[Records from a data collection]

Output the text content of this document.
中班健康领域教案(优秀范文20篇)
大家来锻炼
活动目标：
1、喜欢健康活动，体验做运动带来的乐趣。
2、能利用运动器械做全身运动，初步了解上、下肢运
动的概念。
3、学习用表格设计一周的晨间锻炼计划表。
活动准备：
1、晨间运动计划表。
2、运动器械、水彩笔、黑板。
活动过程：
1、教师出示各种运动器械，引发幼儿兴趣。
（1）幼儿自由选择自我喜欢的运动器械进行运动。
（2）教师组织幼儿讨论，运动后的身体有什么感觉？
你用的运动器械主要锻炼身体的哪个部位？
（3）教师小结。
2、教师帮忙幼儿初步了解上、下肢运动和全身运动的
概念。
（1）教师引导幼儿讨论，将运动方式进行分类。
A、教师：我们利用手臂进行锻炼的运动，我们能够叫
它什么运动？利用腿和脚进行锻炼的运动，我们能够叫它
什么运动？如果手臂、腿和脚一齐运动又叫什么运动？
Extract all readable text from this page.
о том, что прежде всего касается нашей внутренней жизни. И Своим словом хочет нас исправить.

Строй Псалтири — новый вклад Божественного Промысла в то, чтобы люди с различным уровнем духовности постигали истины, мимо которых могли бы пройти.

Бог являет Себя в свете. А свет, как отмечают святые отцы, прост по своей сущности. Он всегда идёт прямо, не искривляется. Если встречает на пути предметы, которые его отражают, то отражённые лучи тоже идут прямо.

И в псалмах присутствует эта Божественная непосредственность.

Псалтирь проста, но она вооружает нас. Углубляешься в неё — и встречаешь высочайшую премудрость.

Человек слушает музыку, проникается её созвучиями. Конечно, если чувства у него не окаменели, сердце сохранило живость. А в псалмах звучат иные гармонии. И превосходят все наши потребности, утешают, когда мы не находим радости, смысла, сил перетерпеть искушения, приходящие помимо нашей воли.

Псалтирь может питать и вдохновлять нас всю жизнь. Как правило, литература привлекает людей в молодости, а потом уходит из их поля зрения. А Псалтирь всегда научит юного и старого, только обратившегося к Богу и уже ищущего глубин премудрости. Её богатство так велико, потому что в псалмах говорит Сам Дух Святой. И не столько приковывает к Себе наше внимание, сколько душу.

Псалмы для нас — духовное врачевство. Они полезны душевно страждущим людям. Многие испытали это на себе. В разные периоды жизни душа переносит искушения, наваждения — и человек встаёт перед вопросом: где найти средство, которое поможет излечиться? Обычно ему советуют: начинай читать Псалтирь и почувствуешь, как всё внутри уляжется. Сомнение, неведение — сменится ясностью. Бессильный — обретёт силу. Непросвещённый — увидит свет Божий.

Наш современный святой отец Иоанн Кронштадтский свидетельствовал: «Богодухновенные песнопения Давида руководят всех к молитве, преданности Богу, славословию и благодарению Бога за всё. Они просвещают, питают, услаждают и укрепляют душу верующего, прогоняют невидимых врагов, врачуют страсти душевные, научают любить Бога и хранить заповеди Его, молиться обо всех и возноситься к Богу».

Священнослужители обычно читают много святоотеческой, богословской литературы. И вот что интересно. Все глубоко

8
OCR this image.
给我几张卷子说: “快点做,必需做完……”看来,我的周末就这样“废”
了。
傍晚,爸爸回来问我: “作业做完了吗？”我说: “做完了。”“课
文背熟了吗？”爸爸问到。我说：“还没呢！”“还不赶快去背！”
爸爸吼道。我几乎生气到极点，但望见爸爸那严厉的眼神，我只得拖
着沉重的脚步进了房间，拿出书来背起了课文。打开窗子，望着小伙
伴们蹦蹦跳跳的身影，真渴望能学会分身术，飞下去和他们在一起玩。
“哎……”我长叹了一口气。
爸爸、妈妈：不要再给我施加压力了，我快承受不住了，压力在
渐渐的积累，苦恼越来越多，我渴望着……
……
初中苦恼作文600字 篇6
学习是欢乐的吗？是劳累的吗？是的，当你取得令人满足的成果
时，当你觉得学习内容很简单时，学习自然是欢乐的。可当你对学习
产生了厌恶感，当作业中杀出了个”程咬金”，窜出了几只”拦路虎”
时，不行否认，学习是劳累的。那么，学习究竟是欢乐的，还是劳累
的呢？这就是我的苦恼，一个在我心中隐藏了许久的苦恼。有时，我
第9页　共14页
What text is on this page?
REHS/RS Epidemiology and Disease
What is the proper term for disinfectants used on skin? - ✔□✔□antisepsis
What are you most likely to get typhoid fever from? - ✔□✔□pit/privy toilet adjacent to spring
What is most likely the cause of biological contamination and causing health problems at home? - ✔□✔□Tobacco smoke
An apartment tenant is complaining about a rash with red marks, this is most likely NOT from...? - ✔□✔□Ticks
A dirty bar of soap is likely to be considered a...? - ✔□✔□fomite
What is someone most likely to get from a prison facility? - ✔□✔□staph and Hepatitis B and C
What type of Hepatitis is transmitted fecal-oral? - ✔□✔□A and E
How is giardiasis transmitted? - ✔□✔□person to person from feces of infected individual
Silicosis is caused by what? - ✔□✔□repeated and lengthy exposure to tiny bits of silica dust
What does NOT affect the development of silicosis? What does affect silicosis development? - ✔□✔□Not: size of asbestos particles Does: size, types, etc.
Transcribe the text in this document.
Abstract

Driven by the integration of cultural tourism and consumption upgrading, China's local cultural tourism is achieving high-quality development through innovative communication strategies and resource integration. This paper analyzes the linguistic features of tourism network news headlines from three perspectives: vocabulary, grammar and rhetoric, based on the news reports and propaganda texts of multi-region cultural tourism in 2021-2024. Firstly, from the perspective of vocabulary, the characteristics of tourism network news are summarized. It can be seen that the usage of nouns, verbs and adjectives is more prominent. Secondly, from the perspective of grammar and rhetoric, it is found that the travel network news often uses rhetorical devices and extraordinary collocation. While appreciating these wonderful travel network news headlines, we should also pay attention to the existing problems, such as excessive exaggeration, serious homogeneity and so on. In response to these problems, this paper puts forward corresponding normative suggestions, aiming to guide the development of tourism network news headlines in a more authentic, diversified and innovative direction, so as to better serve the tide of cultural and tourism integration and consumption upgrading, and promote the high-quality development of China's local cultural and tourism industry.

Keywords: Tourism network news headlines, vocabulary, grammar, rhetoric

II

Task to carry out: Every line of the material must be returned exactly as it appears.

Written response:
Output the text content of this document.
中班健康领域教案(优秀范文20篇)
大家来锻炼
活动目标：
1、喜欢健康活动，体验做运动带来的乐趣。
2、能利用运动器械做全身运动，初步了解上、下肢运
动的概念。
3、学习用表格设计一周的晨间锻炼计划表。
活动准备：
1、晨间运动计划表。
2、运动器械、水彩笔、黑板。
活动过程：
1、教师出示各种运动器械，引发幼儿兴趣。
（1）幼儿自由选择自我喜欢的运动器械进行运动。
（2）教师组织幼儿讨论，运动后的身体有什么感觉？
你用的运动器械主要锻炼身体的哪个部位？
（3）教师小结。
2、教师帮忙幼儿初步了解上、下肢运动和全身运动的
概念。
（1）教师引导幼儿讨论，将运动方式进行分类。
A、教师：我们利用手臂进行锻炼的运动，我们能够叫
它什么运动？利用腿和脚进行锻炼的运动，我们能够叫它
什么运动？如果手臂、腿和脚一齐运动又叫什么运动？
Extract all readable text from this page.
о том, что прежде всего касается нашей внутренней жизни. И Своим словом хочет нас исправить.

Строй Псалтири — новый вклад Божественного Промысла в то, чтобы люди с различным уровнем духовности постигали истины, мимо которых могли бы пройти.

Бог являет Себя в свете. А свет, как отмечают святые отцы, прост по своей сущности. Он всегда идёт прямо, не искривляется. Если встречает на пути предметы, которые его отражают, то отражённые лучи тоже идут прямо.

И в псалмах присутствует эта Божественная непосредственность.

Псалтирь проста, но она вооружает нас. Углубляешься в неё — и встречаешь высочайшую премудрость.

Человек слушает музыку, проникается её созвучиями. Конечно, если чувства у него не окаменели, сердце сохранило живость. А в псалмах звучат иные гармонии. И превосходят все наши потребности, утешают, когда мы не находим радости, смысла, сил перетерпеть искушения, приходящие помимо нашей воли.

Псалтирь может питать и вдохновлять нас всю жизнь. Как правило, литература привлекает людей в молодости, а потом уходит из их поля зрения. А Псалтирь всегда научит юного и старого, только обратившегося к Богу и уже ищущего глубин премудрости. Её богатство так велико, потому что в псалмах говорит Сам Дух Святой. И не столько приковывает к Себе наше внимание, сколько душу.

Псалмы для нас — духовное врачевство. Они полезны душевно страждущим людям. Многие испытали это на себе. В разные периоды жизни душа переносит искушения, наваждения — и человек встаёт перед вопросом: где найти средство, которое поможет излечиться? Обычно ему советуют: начинай читать Псалтирь и почувствуешь, как всё внутри уляжется. Сомнение, неведение — сменится ясностью. Бессильный — обретёт силу. Непросвещённый — увидит свет Божий.

Наш современный святой отец Иоанн Кронштадтский свидетельствовал: «Богодухновенные песнопения Давида руководят всех к молитве, преданности Богу, славословию и благодарению Бога за всё. Они просвещают, питают, услаждают и укрепляют душу верующего, прогоняют невидимых врагов, врачуют страсти душевные, научают любить Бога и хранить заповеди Его, молиться обо всех и возноситься к Богу».

Священнослужители обычно читают много святоотеческой, богословской литературы. И вот что интересно. Все глубоко

8
OCR this image.
给我几张卷子说: “快点做,必需做完……”看来,我的周末就这样“废”
了。
傍晚,爸爸回来问我: “作业做完了吗？”我说: “做完了。”“课
文背熟了吗？”爸爸问到。我说：“还没呢！”“还不赶快去背！”
爸爸吼道。我几乎生气到极点，但望见爸爸那严厉的眼神，我只得拖
着沉重的脚步进了房间，拿出书来背起了课文。打开窗子，望着小伙
伴们蹦蹦跳跳的身影，真渴望能学会分身术，飞下去和他们在一起玩。
“哎……”我长叹了一口气。
爸爸、妈妈：不要再给我施加压力了，我快承受不住了，压力在
渐渐的积累，苦恼越来越多，我渴望着……
……
初中苦恼作文600字 篇6
学习是欢乐的吗？是劳累的吗？是的，当你取得令人满足的成果
时，当你觉得学习内容很简单时，学习自然是欢乐的。可当你对学习
产生了厌恶感，当作业中杀出了个”程咬金”，窜出了几只”拦路虎”
时，不行否认，学习是劳累的。那么，学习究竟是欢乐的，还是劳累
的呢？这就是我的苦恼，一个在我心中隐藏了许久的苦恼。有时，我
第9页　共14页
What text is on this page?
REHS/RS Epidemiology and Disease
What is the proper term for disinfectants used on skin? - ✔□✔□antisepsis
What are you most likely to get typhoid fever from? - ✔□✔□pit/privy toilet adjacent to spring
What is most likely the cause of biological contamination and causing health problems at home? - ✔□✔□Tobacco smoke
An apartment tenant is complaining about a rash with red marks, this is most likely NOT from...? - ✔□✔□Ticks
A dirty bar of soap is likely to be considered a...? - ✔□✔□fomite
What is someone most likely to get from a prison facility? - ✔□✔□staph and Hepatitis B and C
What type of Hepatitis is transmitted fecal-oral? - ✔□✔□A and E
How is giardiasis transmitted? - ✔□✔□person to person from feces of infected individual
Silicosis is caused by what? - ✔□✔□repeated and lengthy exposure to tiny bits of silica dust
What does NOT affect the development of silicosis? What does affect silicosis development? - ✔□✔□Not: size of asbestos particles Does: size, types, etc.
Transcribe the text in this document.
Abstract

Driven by the integration of cultural tourism and consumption upgrading, China's local cultural tourism is achieving high-quality development through innovative communication strategies and resource integration. This paper analyzes the linguistic features of tourism network news headlines from three perspectives: vocabulary, grammar and rhetoric, based on the news reports and propaganda texts of multi-region cultural tourism in 2021-2024. Firstly, from the perspective of vocabulary, the characteristics of tourism network news are summarized. It can be seen that the usage of nouns, verbs and adjectives is more prominent. Secondly, from the perspective of grammar and rhetoric, it is found that the travel network news often uses rhetorical devices and extraordinary collocation. While appreciating these wonderful travel network news headlines, we should also pay attention to the existing problems, such as excessive exaggeration, serious homogeneity and so on. In response to these problems, this paper puts forward corresponding normative suggestions, aiming to guide the development of tourism network news headlines in a more authentic, diversified and innovative direction, so as to better serve the tide of cultural and tourism integration and consumption upgrading, and promote the high-quality development of China's local cultural and tourism industry.

Keywords: Tourism network news headlines, vocabulary, grammar, rhetoric

II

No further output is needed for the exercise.